EXERCISE OBJECTIVE -> Return the listing below exactly, with the pictures dropped.

━━━━

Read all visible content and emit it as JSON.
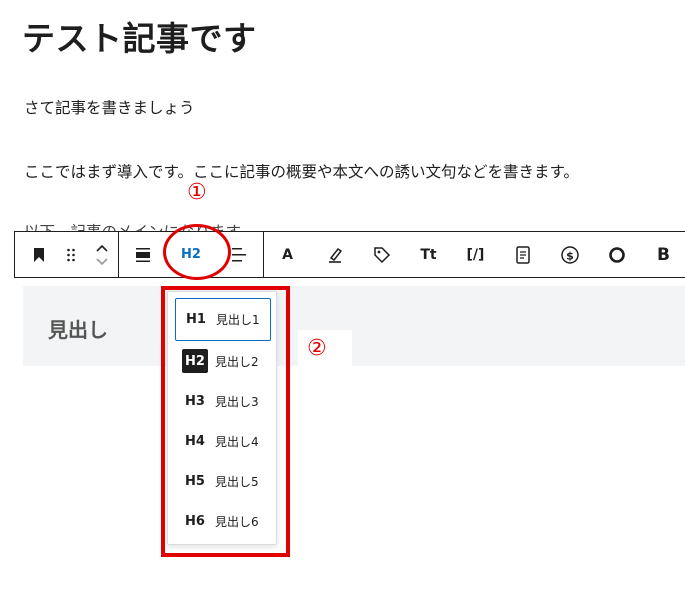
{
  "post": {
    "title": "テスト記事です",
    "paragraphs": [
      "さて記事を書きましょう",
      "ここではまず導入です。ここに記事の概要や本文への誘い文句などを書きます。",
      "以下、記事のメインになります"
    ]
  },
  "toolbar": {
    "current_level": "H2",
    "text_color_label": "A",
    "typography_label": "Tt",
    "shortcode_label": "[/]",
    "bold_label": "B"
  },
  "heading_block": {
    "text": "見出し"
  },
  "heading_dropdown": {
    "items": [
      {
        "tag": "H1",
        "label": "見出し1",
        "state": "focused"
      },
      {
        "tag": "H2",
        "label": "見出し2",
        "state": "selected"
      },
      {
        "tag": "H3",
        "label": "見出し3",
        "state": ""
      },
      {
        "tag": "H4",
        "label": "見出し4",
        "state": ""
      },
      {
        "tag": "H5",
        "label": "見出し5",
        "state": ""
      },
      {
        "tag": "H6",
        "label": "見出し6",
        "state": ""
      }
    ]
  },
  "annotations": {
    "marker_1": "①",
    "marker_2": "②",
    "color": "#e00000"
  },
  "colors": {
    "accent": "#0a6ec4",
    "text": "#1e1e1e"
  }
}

━━━━

EXERCISE RESPONSE ->
Read all visible content and emit it as JSON.
{
  "post": {
    "title": "テスト記事です",
    "paragraphs": [
      "さて記事を書きましょう",
      "ここではまず導入です。ここに記事の概要や本文への誘い文句などを書きます。",
      "以下、記事のメインになります"
    ]
  },
  "toolbar": {
    "current_level": "H2",
    "text_color_label": "A",
    "typography_label": "Tt",
    "shortcode_label": "[/]",
    "bold_label": "B"
  },
  "heading_block": {
    "text": "見出し"
  },
  "heading_dropdown": {
    "items": [
      {
        "tag": "H1",
        "label": "見出し1",
        "state": "focused"
      },
      {
        "tag": "H2",
        "label": "見出し2",
        "state": "selected"
      },
      {
        "tag": "H3",
        "label": "見出し3",
        "state": ""
      },
      {
        "tag": "H4",
        "label": "見出し4",
        "state": ""
      },
      {
        "tag": "H5",
        "label": "見出し5",
        "state": ""
      },
      {
        "tag": "H6",
        "label": "見出し6",
        "state": ""
      }
    ]
  },
  "annotations": {
    "marker_1": "①",
    "marker_2": "②",
    "color": "#e00000"
  },
  "colors": {
    "accent": "#0a6ec4",
    "text": "#1e1e1e"
  }
}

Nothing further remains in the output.